Given problem:
Copy out the listing from the line containing "connector-line bbox=[191, 111, 209, 165]" up to and including the line containing "respondent-open: （ bbox=[92, 306, 100, 315]", character for character.

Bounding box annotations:
>>>>>

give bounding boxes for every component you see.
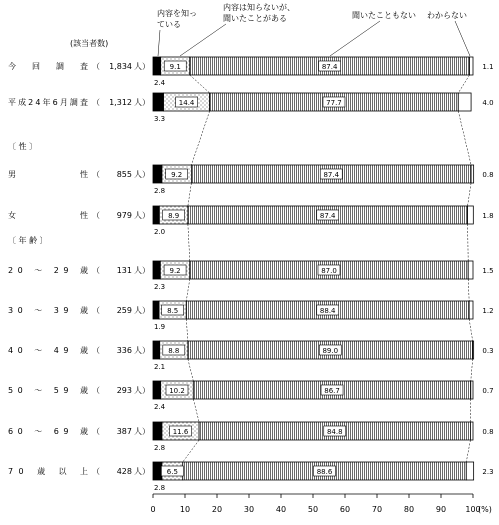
connector-line bbox=[191, 111, 209, 165]
connector-line bbox=[186, 319, 188, 341]
bar-row bbox=[8, 57, 494, 93]
legend-label-heard: 内容は知らないが、 bbox=[223, 3, 295, 12]
bar-segment bbox=[153, 301, 159, 319]
respondent-suffix: 人） bbox=[134, 170, 150, 179]
bar-segment bbox=[153, 381, 161, 399]
bar-segment bbox=[468, 206, 474, 224]
bar-segment bbox=[471, 165, 474, 183]
bar-segment bbox=[471, 381, 473, 399]
data-label-know: 2.1 bbox=[154, 363, 166, 371]
bar-segment bbox=[153, 341, 160, 359]
legend-leader bbox=[158, 30, 160, 56]
bar-segment bbox=[470, 422, 473, 440]
legend-leader bbox=[330, 21, 380, 56]
connector-line bbox=[183, 440, 199, 462]
connector-line bbox=[468, 279, 469, 301]
data-label-heard: 10.2 bbox=[169, 387, 185, 395]
legend-label-know-2: ている bbox=[157, 20, 181, 29]
row-label: 60 ～ 69 歳 bbox=[8, 427, 88, 436]
group-heading-sex: 〔 性 〕 bbox=[8, 142, 38, 151]
respondent-open: （ bbox=[92, 170, 100, 179]
row-label: 70 歳 以 上 bbox=[8, 467, 88, 476]
bar-row bbox=[8, 381, 494, 422]
data-label-know: 3.3 bbox=[154, 115, 166, 123]
bar-row bbox=[8, 261, 494, 301]
x-tick-label: 0 bbox=[150, 505, 156, 514]
respondent-open: （ bbox=[92, 386, 100, 395]
bar-segment bbox=[153, 206, 159, 224]
bar-segment bbox=[473, 341, 474, 359]
respondent-suffix: 人） bbox=[134, 266, 150, 275]
row-label: 20 ～ 29 歳 bbox=[8, 266, 88, 275]
data-label-know: 2.4 bbox=[154, 403, 166, 411]
data-label-dontknow: 4.0 bbox=[482, 99, 494, 107]
x-tick-label: 90 bbox=[435, 505, 447, 514]
data-label-dontknow: 1.5 bbox=[482, 267, 494, 275]
legend-leader bbox=[180, 24, 226, 56]
data-label-never: 88.4 bbox=[319, 307, 336, 315]
connector-line bbox=[188, 359, 193, 381]
respondent-suffix: 人） bbox=[134, 62, 150, 71]
respondent-count: 1,834 bbox=[109, 62, 132, 71]
bar-row bbox=[8, 206, 494, 261]
connector-line bbox=[193, 399, 199, 422]
respondents-header: (該当者数) bbox=[70, 39, 109, 48]
respondent-open: （ bbox=[92, 467, 100, 476]
bar-segment bbox=[469, 301, 473, 319]
respondent-open: （ bbox=[92, 306, 100, 315]
respondent-count: 979 bbox=[116, 211, 132, 220]
data-label-dontknow: 0.8 bbox=[482, 171, 494, 179]
data-label-heard: 11.6 bbox=[172, 428, 189, 436]
respondent-open: （ bbox=[92, 427, 100, 436]
data-label-dontknow: 2.3 bbox=[482, 468, 494, 476]
row-label: 男 性 bbox=[8, 170, 88, 179]
bar-row bbox=[8, 93, 494, 165]
bar-segment bbox=[153, 422, 162, 440]
respondent-count: 387 bbox=[116, 427, 132, 436]
row-label: 平成24年6月調査 bbox=[8, 98, 88, 107]
respondent-open: （ bbox=[92, 211, 100, 220]
bar-segment bbox=[153, 261, 160, 279]
bar-segment bbox=[466, 462, 473, 480]
data-label-dontknow: 0.7 bbox=[482, 387, 494, 395]
row-label: 30 ～ 39 歳 bbox=[8, 306, 88, 315]
x-tick-label: 10 bbox=[179, 505, 191, 514]
connector-line bbox=[468, 183, 472, 206]
x-axis-unit: (%) bbox=[478, 505, 492, 514]
data-label-heard: 8.9 bbox=[168, 212, 180, 220]
respondent-count: 131 bbox=[116, 266, 132, 275]
data-label-heard: 14.4 bbox=[178, 99, 195, 107]
connector-line bbox=[458, 75, 469, 93]
bar-row bbox=[8, 165, 494, 206]
x-tick-label: 80 bbox=[403, 505, 415, 514]
data-label-heard: 8.5 bbox=[167, 307, 179, 315]
bar-segment bbox=[469, 57, 473, 75]
respondent-suffix: 人） bbox=[134, 306, 150, 315]
x-tick-label: 70 bbox=[371, 505, 383, 514]
connector-line bbox=[471, 359, 473, 381]
respondent-count: 855 bbox=[116, 170, 132, 179]
legend-label-know: 内容を知っ bbox=[157, 9, 197, 18]
x-tick-label: 50 bbox=[307, 505, 319, 514]
respondent-suffix: 人） bbox=[134, 386, 150, 395]
respondent-count: 336 bbox=[116, 346, 132, 355]
connector-line bbox=[188, 224, 190, 261]
data-label-never: 87.4 bbox=[323, 171, 340, 179]
row-label: 今 回 調 査 bbox=[8, 62, 88, 71]
bar-row bbox=[8, 422, 494, 462]
data-label-heard: 9.1 bbox=[169, 63, 181, 71]
bar-segment bbox=[153, 462, 162, 480]
respondent-suffix: 人） bbox=[134, 98, 150, 107]
connector-line bbox=[466, 440, 470, 462]
data-label-know: 2.3 bbox=[154, 283, 166, 291]
bar-segment bbox=[458, 93, 471, 111]
data-label-know: 2.0 bbox=[154, 228, 166, 236]
connector-line bbox=[190, 75, 210, 93]
connector-line bbox=[468, 224, 469, 261]
legend-label-dontknow: わからない bbox=[427, 11, 467, 20]
respondent-open: （ bbox=[92, 346, 100, 355]
bar-segment bbox=[153, 57, 161, 75]
bar-row bbox=[8, 341, 494, 381]
row-label: 女 性 bbox=[8, 211, 88, 220]
data-label-dontknow: 0.3 bbox=[482, 347, 494, 355]
data-label-heard: 8.8 bbox=[168, 347, 180, 355]
data-label-dontknow: 1.1 bbox=[482, 63, 494, 71]
bar-segment bbox=[153, 93, 164, 111]
data-label-know: 2.8 bbox=[154, 187, 166, 195]
respondent-count: 1,312 bbox=[109, 98, 132, 107]
data-label-never: 77.7 bbox=[326, 99, 342, 107]
data-label-dontknow: 1.8 bbox=[482, 212, 494, 220]
data-label-never: 89.0 bbox=[322, 347, 339, 355]
data-label-never: 86.7 bbox=[324, 387, 340, 395]
connector-line bbox=[458, 111, 471, 165]
data-label-never: 87.0 bbox=[321, 267, 337, 275]
data-label-heard: 9.2 bbox=[169, 267, 181, 275]
bar-segment bbox=[153, 165, 162, 183]
data-label-never: 87.4 bbox=[319, 212, 336, 220]
respondent-suffix: 人） bbox=[134, 211, 150, 220]
respondent-count: 428 bbox=[116, 467, 132, 476]
legend-label-never: 聞いたこともない bbox=[352, 11, 416, 20]
respondent-open: （ bbox=[92, 266, 100, 275]
data-label-heard: 9.2 bbox=[171, 171, 183, 179]
legend-leader bbox=[455, 21, 470, 56]
data-label-know: 1.9 bbox=[154, 323, 166, 331]
respondent-count: 259 bbox=[116, 306, 132, 315]
data-label-never: 88.6 bbox=[316, 468, 333, 476]
respondent-suffix: 人） bbox=[134, 427, 150, 436]
data-label-dontknow: 1.2 bbox=[482, 307, 494, 315]
data-label-know: 2.4 bbox=[154, 79, 166, 87]
respondent-suffix: 人） bbox=[134, 346, 150, 355]
group-heading-age: 〔 年 齢 〕 bbox=[8, 236, 48, 245]
connector-line bbox=[186, 279, 190, 301]
connector-line bbox=[469, 319, 473, 341]
respondent-count: 293 bbox=[116, 386, 132, 395]
connector-line bbox=[188, 183, 192, 206]
x-tick-label: 60 bbox=[339, 505, 351, 514]
x-tick-label: 20 bbox=[211, 505, 223, 514]
data-label-never: 87.4 bbox=[321, 63, 338, 71]
row-label: 40 ～ 49 歳 bbox=[8, 346, 88, 355]
bar-row bbox=[8, 462, 494, 492]
data-label-know: 2.8 bbox=[154, 484, 166, 492]
x-tick-label: 100 bbox=[465, 505, 481, 514]
respondent-open: （ bbox=[92, 98, 100, 107]
bar-segment bbox=[468, 261, 473, 279]
x-tick-label: 30 bbox=[243, 505, 255, 514]
data-label-never: 84.8 bbox=[326, 428, 343, 436]
data-label-know: 2.8 bbox=[154, 444, 166, 452]
data-label-heard: 6.5 bbox=[166, 468, 178, 476]
legend-label-heard-2: 聞いたことがある bbox=[223, 14, 287, 23]
respondent-suffix: 人） bbox=[134, 467, 150, 476]
x-tick-label: 40 bbox=[275, 505, 287, 514]
bar-row bbox=[8, 301, 494, 341]
row-label: 50 ～ 59 歳 bbox=[8, 386, 88, 395]
respondent-open: （ bbox=[92, 62, 100, 71]
data-label-dontknow: 0.8 bbox=[482, 428, 494, 436]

<<<<<

Answer to the task:
connector-line bbox=[191, 111, 209, 165]
connector-line bbox=[186, 319, 188, 341]
bar-row bbox=[8, 57, 494, 93]
legend-label-heard: 内容は知らないが、 bbox=[223, 3, 295, 12]
bar-segment bbox=[153, 301, 159, 319]
respondent-suffix: 人） bbox=[134, 170, 150, 179]
bar-segment bbox=[153, 381, 161, 399]
bar-segment bbox=[468, 206, 474, 224]
bar-segment bbox=[471, 165, 474, 183]
bar-segment bbox=[471, 381, 473, 399]
data-label-know: 2.1 bbox=[154, 363, 166, 371]
bar-segment bbox=[153, 341, 160, 359]
legend-leader bbox=[158, 30, 160, 56]
bar-segment bbox=[470, 422, 473, 440]
legend-leader bbox=[330, 21, 380, 56]
connector-line bbox=[183, 440, 199, 462]
connector-line bbox=[468, 279, 469, 301]
data-label-heard: 10.2 bbox=[169, 387, 185, 395]
legend-label-know-2: ている bbox=[157, 20, 181, 29]
row-label: 60 ～ 69 歳 bbox=[8, 427, 88, 436]
group-heading-sex: 〔 性 〕 bbox=[8, 142, 38, 151]
respondent-open: （ bbox=[92, 170, 100, 179]
row-label: 70 歳 以 上 bbox=[8, 467, 88, 476]
bar-row bbox=[8, 381, 494, 422]
data-label-know: 3.3 bbox=[154, 115, 166, 123]
bar-row bbox=[8, 261, 494, 301]
x-tick-label: 0 bbox=[150, 505, 156, 514]
respondent-open: （ bbox=[92, 386, 100, 395]
bar-segment bbox=[153, 206, 159, 224]
bar-segment bbox=[473, 341, 474, 359]
respondent-suffix: 人） bbox=[134, 266, 150, 275]
row-label: 20 ～ 29 歳 bbox=[8, 266, 88, 275]
data-label-know: 2.4 bbox=[154, 403, 166, 411]
data-label-dontknow: 4.0 bbox=[482, 99, 494, 107]
x-tick-label: 90 bbox=[435, 505, 447, 514]
data-label-dontknow: 1.5 bbox=[482, 267, 494, 275]
legend-leader bbox=[180, 24, 226, 56]
data-label-never: 88.4 bbox=[319, 307, 336, 315]
connector-line bbox=[188, 359, 193, 381]
respondent-suffix: 人） bbox=[134, 62, 150, 71]
respondent-count: 1,834 bbox=[109, 62, 132, 71]
bar-row bbox=[8, 206, 494, 261]
connector-line bbox=[193, 399, 199, 422]
respondents-header: (該当者数) bbox=[70, 39, 109, 48]
respondent-open: （ bbox=[92, 467, 100, 476]
bar-segment bbox=[469, 301, 473, 319]
respondent-open: （ bbox=[92, 306, 100, 315]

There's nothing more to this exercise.